┌─ SOURCE MATERIAL
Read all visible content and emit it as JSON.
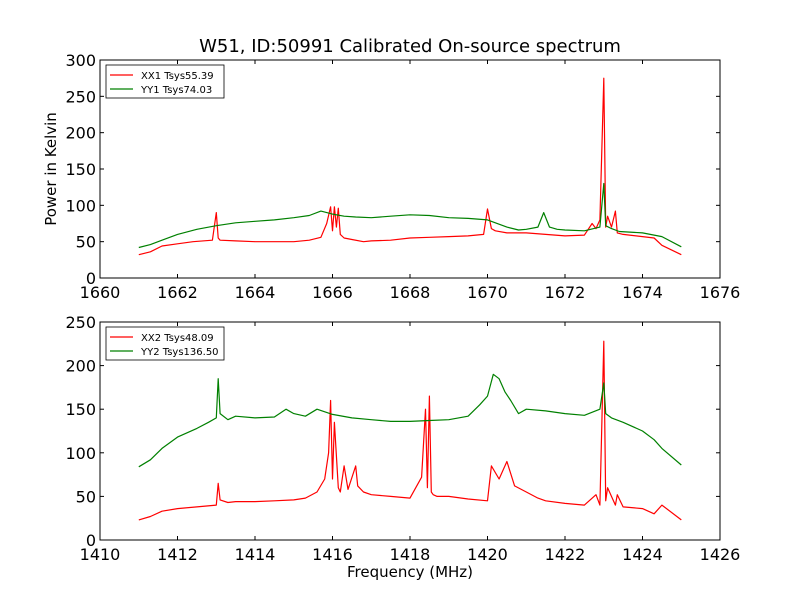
{
  "chart_data": [
    {
      "type": "line",
      "title": "W51, ID:50991 Calibrated On-source spectrum",
      "xlabel": "",
      "ylabel": "Power in Kelvin",
      "xlim": [
        1660,
        1676
      ],
      "ylim": [
        0,
        300
      ],
      "xticks": [
        "1660",
        "1662",
        "1664",
        "1666",
        "1668",
        "1670",
        "1672",
        "1674",
        "1676"
      ],
      "yticks": [
        "0",
        "50",
        "100",
        "150",
        "200",
        "250",
        "300"
      ],
      "grid": false,
      "legend_position": "top-left",
      "series": [
        {
          "name": "XX1 Tsys55.39",
          "color": "#ff0000",
          "x": [
            1661.0,
            1661.3,
            1661.6,
            1662.0,
            1662.4,
            1662.9,
            1663.0,
            1663.05,
            1663.1,
            1663.5,
            1664.0,
            1664.5,
            1665.0,
            1665.4,
            1665.7,
            1665.85,
            1665.95,
            1666.0,
            1666.05,
            1666.1,
            1666.15,
            1666.2,
            1666.3,
            1666.5,
            1666.8,
            1667.0,
            1667.5,
            1668.0,
            1668.5,
            1669.0,
            1669.5,
            1669.9,
            1670.0,
            1670.1,
            1670.2,
            1670.5,
            1671.0,
            1671.5,
            1672.0,
            1672.5,
            1672.7,
            1672.8,
            1672.9,
            1673.0,
            1673.05,
            1673.1,
            1673.2,
            1673.3,
            1673.35,
            1673.5,
            1674.0,
            1674.3,
            1674.5,
            1675.0
          ],
          "y": [
            32,
            36,
            44,
            47,
            50,
            52,
            90,
            55,
            52,
            51,
            50,
            50,
            50,
            52,
            56,
            75,
            98,
            65,
            98,
            70,
            96,
            60,
            55,
            53,
            50,
            51,
            52,
            55,
            56,
            57,
            58,
            60,
            95,
            68,
            65,
            62,
            62,
            60,
            58,
            59,
            75,
            68,
            80,
            275,
            70,
            85,
            70,
            92,
            62,
            60,
            57,
            55,
            45,
            32
          ]
        },
        {
          "name": "YY1 Tsys74.03",
          "color": "#008000",
          "x": [
            1661.0,
            1661.3,
            1661.6,
            1662.0,
            1662.5,
            1663.0,
            1663.5,
            1664.0,
            1664.5,
            1665.0,
            1665.4,
            1665.7,
            1666.0,
            1666.3,
            1666.6,
            1667.0,
            1667.5,
            1668.0,
            1668.5,
            1669.0,
            1669.5,
            1670.0,
            1670.5,
            1670.8,
            1671.0,
            1671.3,
            1671.45,
            1671.6,
            1671.8,
            1672.0,
            1672.5,
            1672.9,
            1673.0,
            1673.05,
            1673.2,
            1673.4,
            1674.0,
            1674.5,
            1675.0
          ],
          "y": [
            42,
            46,
            52,
            60,
            67,
            72,
            76,
            78,
            80,
            83,
            86,
            92,
            88,
            85,
            84,
            83,
            85,
            87,
            86,
            83,
            82,
            80,
            70,
            66,
            67,
            70,
            90,
            70,
            67,
            66,
            65,
            70,
            130,
            72,
            68,
            64,
            62,
            57,
            43
          ]
        }
      ]
    },
    {
      "type": "line",
      "title": "",
      "xlabel": "Frequency (MHz)",
      "ylabel": "",
      "xlim": [
        1410,
        1426
      ],
      "ylim": [
        0,
        250
      ],
      "xticks": [
        "1410",
        "1412",
        "1414",
        "1416",
        "1418",
        "1420",
        "1422",
        "1424",
        "1426"
      ],
      "yticks": [
        "0",
        "50",
        "100",
        "150",
        "200",
        "250"
      ],
      "grid": false,
      "legend_position": "top-left",
      "series": [
        {
          "name": "XX2 Tsys48.09",
          "color": "#ff0000",
          "x": [
            1411.0,
            1411.3,
            1411.6,
            1412.0,
            1412.5,
            1413.0,
            1413.05,
            1413.1,
            1413.3,
            1413.5,
            1414.0,
            1414.5,
            1415.0,
            1415.3,
            1415.6,
            1415.8,
            1415.9,
            1415.95,
            1416.0,
            1416.05,
            1416.15,
            1416.2,
            1416.3,
            1416.4,
            1416.6,
            1416.65,
            1416.8,
            1417.0,
            1417.5,
            1418.0,
            1418.3,
            1418.4,
            1418.45,
            1418.5,
            1418.55,
            1418.6,
            1418.7,
            1419.0,
            1419.5,
            1420.0,
            1420.1,
            1420.3,
            1420.5,
            1420.7,
            1421.0,
            1421.3,
            1421.5,
            1422.0,
            1422.5,
            1422.8,
            1422.9,
            1423.0,
            1423.05,
            1423.1,
            1423.3,
            1423.35,
            1423.5,
            1424.0,
            1424.3,
            1424.5,
            1425.0
          ],
          "y": [
            23,
            27,
            33,
            36,
            38,
            40,
            65,
            46,
            43,
            44,
            44,
            45,
            46,
            48,
            55,
            70,
            100,
            160,
            70,
            135,
            60,
            55,
            85,
            58,
            85,
            62,
            55,
            52,
            50,
            48,
            72,
            150,
            60,
            165,
            55,
            52,
            50,
            50,
            47,
            45,
            85,
            70,
            90,
            62,
            55,
            48,
            45,
            42,
            40,
            52,
            40,
            228,
            45,
            60,
            40,
            52,
            38,
            36,
            30,
            40,
            23
          ]
        },
        {
          "name": "YY2 Tsys136.50",
          "color": "#008000",
          "x": [
            1411.0,
            1411.3,
            1411.6,
            1412.0,
            1412.5,
            1412.8,
            1413.0,
            1413.05,
            1413.1,
            1413.3,
            1413.5,
            1414.0,
            1414.5,
            1414.8,
            1415.0,
            1415.3,
            1415.6,
            1416.0,
            1416.5,
            1417.0,
            1417.5,
            1418.0,
            1418.5,
            1419.0,
            1419.5,
            1419.8,
            1420.0,
            1420.15,
            1420.3,
            1420.45,
            1420.6,
            1420.8,
            1421.0,
            1421.5,
            1422.0,
            1422.5,
            1422.9,
            1423.0,
            1423.05,
            1423.2,
            1423.5,
            1424.0,
            1424.3,
            1424.5,
            1425.0
          ],
          "y": [
            84,
            92,
            105,
            118,
            128,
            135,
            140,
            185,
            145,
            138,
            142,
            140,
            141,
            150,
            145,
            142,
            150,
            144,
            140,
            138,
            136,
            136,
            137,
            138,
            142,
            155,
            165,
            190,
            185,
            170,
            160,
            145,
            150,
            148,
            145,
            143,
            150,
            180,
            145,
            140,
            135,
            125,
            115,
            105,
            86
          ]
        }
      ]
    }
  ]
}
└─
◆ WORK TO BE COMPLETED ◆
Look through the material above. Copy each line where the word "name" appears.

◆ EXERCISE RESULT ◆
          "name": "XX1 Tsys55.39",
          "name": "YY1 Tsys74.03",
          "name": "XX2 Tsys48.09",
          "name": "YY2 Tsys136.50",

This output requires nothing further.